#### WRITTEN INSTRUCTION:
Write out the whole listing again, exactly.

***

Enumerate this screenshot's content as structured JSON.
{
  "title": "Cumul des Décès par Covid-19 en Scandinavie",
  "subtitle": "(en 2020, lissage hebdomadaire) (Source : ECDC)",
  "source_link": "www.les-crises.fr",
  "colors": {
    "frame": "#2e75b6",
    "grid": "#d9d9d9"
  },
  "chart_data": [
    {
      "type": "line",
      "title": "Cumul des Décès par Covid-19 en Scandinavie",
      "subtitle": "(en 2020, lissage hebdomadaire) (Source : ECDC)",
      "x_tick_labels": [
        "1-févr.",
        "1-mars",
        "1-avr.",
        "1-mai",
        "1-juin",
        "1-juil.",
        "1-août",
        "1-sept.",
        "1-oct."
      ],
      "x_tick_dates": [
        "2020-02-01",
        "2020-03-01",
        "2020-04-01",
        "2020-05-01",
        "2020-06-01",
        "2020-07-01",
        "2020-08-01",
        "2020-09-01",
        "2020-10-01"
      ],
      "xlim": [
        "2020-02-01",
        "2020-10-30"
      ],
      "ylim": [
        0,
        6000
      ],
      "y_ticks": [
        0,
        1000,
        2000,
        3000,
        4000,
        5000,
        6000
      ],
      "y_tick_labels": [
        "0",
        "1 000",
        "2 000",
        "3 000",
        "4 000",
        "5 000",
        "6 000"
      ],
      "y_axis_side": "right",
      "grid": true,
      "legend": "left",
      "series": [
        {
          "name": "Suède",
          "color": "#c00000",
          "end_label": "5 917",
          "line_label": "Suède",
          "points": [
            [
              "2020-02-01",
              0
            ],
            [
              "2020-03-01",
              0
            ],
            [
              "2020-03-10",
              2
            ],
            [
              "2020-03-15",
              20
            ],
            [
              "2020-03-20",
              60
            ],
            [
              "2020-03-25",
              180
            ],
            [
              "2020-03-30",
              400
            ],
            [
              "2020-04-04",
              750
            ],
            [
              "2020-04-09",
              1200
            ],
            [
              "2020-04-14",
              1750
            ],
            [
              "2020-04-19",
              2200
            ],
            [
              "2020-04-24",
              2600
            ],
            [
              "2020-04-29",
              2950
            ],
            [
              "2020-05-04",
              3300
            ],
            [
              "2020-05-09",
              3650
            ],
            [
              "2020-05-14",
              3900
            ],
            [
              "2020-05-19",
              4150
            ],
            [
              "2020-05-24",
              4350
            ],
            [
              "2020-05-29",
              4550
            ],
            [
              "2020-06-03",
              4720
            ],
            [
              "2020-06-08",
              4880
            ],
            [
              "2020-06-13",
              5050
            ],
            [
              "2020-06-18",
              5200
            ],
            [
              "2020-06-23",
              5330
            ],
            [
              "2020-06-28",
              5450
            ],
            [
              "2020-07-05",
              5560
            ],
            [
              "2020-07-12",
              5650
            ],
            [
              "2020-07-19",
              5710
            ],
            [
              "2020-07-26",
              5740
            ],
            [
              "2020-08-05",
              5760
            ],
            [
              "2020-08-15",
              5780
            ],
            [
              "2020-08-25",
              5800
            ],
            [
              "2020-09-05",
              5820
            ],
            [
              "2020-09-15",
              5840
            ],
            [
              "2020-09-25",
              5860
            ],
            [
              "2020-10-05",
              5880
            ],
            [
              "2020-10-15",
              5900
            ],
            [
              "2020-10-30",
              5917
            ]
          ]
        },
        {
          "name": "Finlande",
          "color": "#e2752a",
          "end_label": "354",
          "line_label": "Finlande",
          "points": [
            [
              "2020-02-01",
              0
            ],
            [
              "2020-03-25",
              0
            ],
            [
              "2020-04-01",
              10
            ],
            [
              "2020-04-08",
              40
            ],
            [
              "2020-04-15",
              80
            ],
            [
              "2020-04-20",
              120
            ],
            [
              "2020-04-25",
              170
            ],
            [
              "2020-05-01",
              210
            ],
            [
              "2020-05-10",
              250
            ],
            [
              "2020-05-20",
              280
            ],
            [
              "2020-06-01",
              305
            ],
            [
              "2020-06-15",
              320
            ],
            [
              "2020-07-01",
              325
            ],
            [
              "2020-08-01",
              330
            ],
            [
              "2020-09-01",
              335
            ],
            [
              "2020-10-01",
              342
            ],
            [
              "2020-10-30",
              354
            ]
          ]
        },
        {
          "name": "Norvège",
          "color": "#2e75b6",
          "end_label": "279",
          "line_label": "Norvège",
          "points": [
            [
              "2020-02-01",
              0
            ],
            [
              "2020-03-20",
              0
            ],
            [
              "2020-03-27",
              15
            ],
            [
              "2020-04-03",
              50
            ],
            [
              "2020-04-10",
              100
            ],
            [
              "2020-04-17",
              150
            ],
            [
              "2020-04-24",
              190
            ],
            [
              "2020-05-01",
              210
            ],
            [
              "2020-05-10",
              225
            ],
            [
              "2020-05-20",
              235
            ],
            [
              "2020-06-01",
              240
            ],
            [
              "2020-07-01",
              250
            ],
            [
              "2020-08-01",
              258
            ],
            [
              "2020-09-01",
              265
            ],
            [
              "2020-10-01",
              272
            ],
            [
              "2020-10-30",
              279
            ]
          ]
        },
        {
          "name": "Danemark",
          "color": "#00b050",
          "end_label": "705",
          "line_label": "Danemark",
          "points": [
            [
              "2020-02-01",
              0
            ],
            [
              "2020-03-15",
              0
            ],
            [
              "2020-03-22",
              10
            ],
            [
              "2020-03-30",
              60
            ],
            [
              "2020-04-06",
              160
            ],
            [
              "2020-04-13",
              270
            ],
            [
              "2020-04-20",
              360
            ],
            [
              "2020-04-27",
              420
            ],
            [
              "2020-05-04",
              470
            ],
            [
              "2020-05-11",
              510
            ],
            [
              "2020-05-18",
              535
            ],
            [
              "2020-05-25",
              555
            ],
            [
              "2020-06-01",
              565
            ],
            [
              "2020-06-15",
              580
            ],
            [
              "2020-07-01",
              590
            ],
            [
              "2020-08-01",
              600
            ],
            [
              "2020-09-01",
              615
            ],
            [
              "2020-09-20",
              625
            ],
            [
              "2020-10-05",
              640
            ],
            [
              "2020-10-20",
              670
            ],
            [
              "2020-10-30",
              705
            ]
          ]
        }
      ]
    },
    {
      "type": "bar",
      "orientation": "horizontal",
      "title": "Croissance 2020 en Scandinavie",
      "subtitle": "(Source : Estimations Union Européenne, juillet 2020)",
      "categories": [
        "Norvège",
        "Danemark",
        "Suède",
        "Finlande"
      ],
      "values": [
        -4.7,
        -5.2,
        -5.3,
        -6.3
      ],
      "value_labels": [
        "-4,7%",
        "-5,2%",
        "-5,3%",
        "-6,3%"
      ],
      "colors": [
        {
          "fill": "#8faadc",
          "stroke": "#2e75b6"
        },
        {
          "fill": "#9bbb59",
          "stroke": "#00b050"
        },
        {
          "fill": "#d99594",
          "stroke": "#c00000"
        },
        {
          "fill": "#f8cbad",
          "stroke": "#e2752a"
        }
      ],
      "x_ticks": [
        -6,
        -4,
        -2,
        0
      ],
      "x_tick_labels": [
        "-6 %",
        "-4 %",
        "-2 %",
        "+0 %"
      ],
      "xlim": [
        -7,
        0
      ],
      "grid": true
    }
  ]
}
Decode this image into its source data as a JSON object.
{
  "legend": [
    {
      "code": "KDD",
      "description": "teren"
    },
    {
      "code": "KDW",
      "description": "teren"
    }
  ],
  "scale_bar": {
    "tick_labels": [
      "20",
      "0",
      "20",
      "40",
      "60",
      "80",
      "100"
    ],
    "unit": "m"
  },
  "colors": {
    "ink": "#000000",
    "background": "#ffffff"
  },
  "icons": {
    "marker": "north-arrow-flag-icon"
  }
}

***

#### ANSWER FOR THIS EXERCISE:
Enumerate this screenshot's content as structured JSON.
{
  "title": "Cumul des Décès par Covid-19 en Scandinavie",
  "subtitle": "(en 2020, lissage hebdomadaire) (Source : ECDC)",
  "source_link": "www.les-crises.fr",
  "colors": {
    "frame": "#2e75b6",
    "grid": "#d9d9d9"
  },
  "chart_data": [
    {
      "type": "line",
      "title": "Cumul des Décès par Covid-19 en Scandinavie",
      "subtitle": "(en 2020, lissage hebdomadaire) (Source : ECDC)",
      "x_tick_labels": [
        "1-févr.",
        "1-mars",
        "1-avr.",
        "1-mai",
        "1-juin",
        "1-juil.",
        "1-août",
        "1-sept.",
        "1-oct."
      ],
      "x_tick_dates": [
        "2020-02-01",
        "2020-03-01",
        "2020-04-01",
        "2020-05-01",
        "2020-06-01",
        "2020-07-01",
        "2020-08-01",
        "2020-09-01",
        "2020-10-01"
      ],
      "xlim": [
        "2020-02-01",
        "2020-10-30"
      ],
      "ylim": [
        0,
        6000
      ],
      "y_ticks": [
        0,
        1000,
        2000,
        3000,
        4000,
        5000,
        6000
      ],
      "y_tick_labels": [
        "0",
        "1 000",
        "2 000",
        "3 000",
        "4 000",
        "5 000",
        "6 000"
      ],
      "y_axis_side": "right",
      "grid": true,
      "legend": "left",
      "series": [
        {
          "name": "Suède",
          "color": "#c00000",
          "end_label": "5 917",
          "line_label": "Suède",
          "points": [
            [
              "2020-02-01",
              0
            ],
            [
              "2020-03-01",
              0
            ],
            [
              "2020-03-10",
              2
            ],
            [
              "2020-03-15",
              20
            ],
            [
              "2020-03-20",
              60
            ],
            [
              "2020-03-25",
              180
            ],
            [
              "2020-03-30",
              400
            ],
            [
              "2020-04-04",
              750
            ],
            [
              "2020-04-09",
              1200
            ],
            [
              "2020-04-14",
              1750
            ],
            [
              "2020-04-19",
              2200
            ],
            [
              "2020-04-24",
              2600
            ],
            [
              "2020-04-29",
              2950
            ],
            [
              "2020-05-04",
              3300
            ],
            [
              "2020-05-09",
              3650
            ],
            [
              "2020-05-14",
              3900
            ],
            [
              "2020-05-19",
              4150
            ],
            [
              "2020-05-24",
              4350
            ],
            [
              "2020-05-29",
              4550
            ],
            [
              "2020-06-03",
              4720
            ],
            [
              "2020-06-08",
              4880
            ],
            [
              "2020-06-13",
              5050
            ],
            [
              "2020-06-18",
              5200
            ],
            [
              "2020-06-23",
              5330
            ],
            [
              "2020-06-28",
              5450
            ],
            [
              "2020-07-05",
              5560
            ],
            [
              "2020-07-12",
              5650
            ],
            [
              "2020-07-19",
              5710
            ],
            [
              "2020-07-26",
              5740
            ],
            [
              "2020-08-05",
              5760
            ],
            [
              "2020-08-15",
              5780
            ],
            [
              "2020-08-25",
              5800
            ],
            [
              "2020-09-05",
              5820
            ],
            [
              "2020-09-15",
              5840
            ],
            [
              "2020-09-25",
              5860
            ],
            [
              "2020-10-05",
              5880
            ],
            [
              "2020-10-15",
              5900
            ],
            [
              "2020-10-30",
              5917
            ]
          ]
        },
        {
          "name": "Finlande",
          "color": "#e2752a",
          "end_label": "354",
          "line_label": "Finlande",
          "points": [
            [
              "2020-02-01",
              0
            ],
            [
              "2020-03-25",
              0
            ],
            [
              "2020-04-01",
              10
            ],
            [
              "2020-04-08",
              40
            ],
            [
              "2020-04-15",
              80
            ],
            [
              "2020-04-20",
              120
            ],
            [
              "2020-04-25",
              170
            ],
            [
              "2020-05-01",
              210
            ],
            [
              "2020-05-10",
              250
            ],
            [
              "2020-05-20",
              280
            ],
            [
              "2020-06-01",
              305
            ],
            [
              "2020-06-15",
              320
            ],
            [
              "2020-07-01",
              325
            ],
            [
              "2020-08-01",
              330
            ],
            [
              "2020-09-01",
              335
            ],
            [
              "2020-10-01",
              342
            ],
            [
              "2020-10-30",
              354
            ]
          ]
        },
        {
          "name": "Norvège",
          "color": "#2e75b6",
          "end_label": "279",
          "line_label": "Norvège",
          "points": [
            [
              "2020-02-01",
              0
            ],
            [
              "2020-03-20",
              0
            ],
            [
              "2020-03-27",
              15
            ],
            [
              "2020-04-03",
              50
            ],
            [
              "2020-04-10",
              100
            ],
            [
              "2020-04-17",
              150
            ],
            [
              "2020-04-24",
              190
            ],
            [
              "2020-05-01",
              210
            ],
            [
              "2020-05-10",
              225
            ],
            [
              "2020-05-20",
              235
            ],
            [
              "2020-06-01",
              240
            ],
            [
              "2020-07-01",
              250
            ],
            [
              "2020-08-01",
              258
            ],
            [
              "2020-09-01",
              265
            ],
            [
              "2020-10-01",
              272
            ],
            [
              "2020-10-30",
              279
            ]
          ]
        },
        {
          "name": "Danemark",
          "color": "#00b050",
          "end_label": "705",
          "line_label": "Danemark",
          "points": [
            [
              "2020-02-01",
              0
            ],
            [
              "2020-03-15",
              0
            ],
            [
              "2020-03-22",
              10
            ],
            [
              "2020-03-30",
              60
            ],
            [
              "2020-04-06",
              160
            ],
            [
              "2020-04-13",
              270
            ],
            [
              "2020-04-20",
              360
            ],
            [
              "2020-04-27",
              420
            ],
            [
              "2020-05-04",
              470
            ],
            [
              "2020-05-11",
              510
            ],
            [
              "2020-05-18",
              535
            ],
            [
              "2020-05-25",
              555
            ],
            [
              "2020-06-01",
              565
            ],
            [
              "2020-06-15",
              580
            ],
            [
              "2020-07-01",
              590
            ],
            [
              "2020-08-01",
              600
            ],
            [
              "2020-09-01",
              615
            ],
            [
              "2020-09-20",
              625
            ],
            [
              "2020-10-05",
              640
            ],
            [
              "2020-10-20",
              670
            ],
            [
              "2020-10-30",
              705
            ]
          ]
        }
      ]
    },
    {
      "type": "bar",
      "orientation": "horizontal",
      "title": "Croissance 2020 en Scandinavie",
      "subtitle": "(Source : Estimations Union Européenne, juillet 2020)",
      "categories": [
        "Norvège",
        "Danemark",
        "Suède",
        "Finlande"
      ],
      "values": [
        -4.7,
        -5.2,
        -5.3,
        -6.3
      ],
      "value_labels": [
        "-4,7%",
        "-5,2%",
        "-5,3%",
        "-6,3%"
      ],
      "colors": [
        {
          "fill": "#8faadc",
          "stroke": "#2e75b6"
        },
        {
          "fill": "#9bbb59",
          "stroke": "#00b050"
        },
        {
          "fill": "#d99594",
          "stroke": "#c00000"
        },
        {
          "fill": "#f8cbad",
          "stroke": "#e2752a"
        }
      ],
      "x_ticks": [
        -6,
        -4,
        -2,
        0
      ],
      "x_tick_labels": [
        "-6 %",
        "-4 %",
        "-2 %",
        "+0 %"
      ],
      "xlim": [
        -7,
        0
      ],
      "grid": true
    }
  ]
}
Decode this image into its source data as a JSON object.
{
  "legend": [
    {
      "code": "KDD",
      "description": "teren"
    },
    {
      "code": "KDW",
      "description": "teren"
    }
  ],
  "scale_bar": {
    "tick_labels": [
      "20",
      "0",
      "20",
      "40",
      "60",
      "80",
      "100"
    ],
    "unit": "m"
  },
  "colors": {
    "ink": "#000000",
    "background": "#ffffff"
  },
  "icons": {
    "marker": "north-arrow-flag-icon"
  }
}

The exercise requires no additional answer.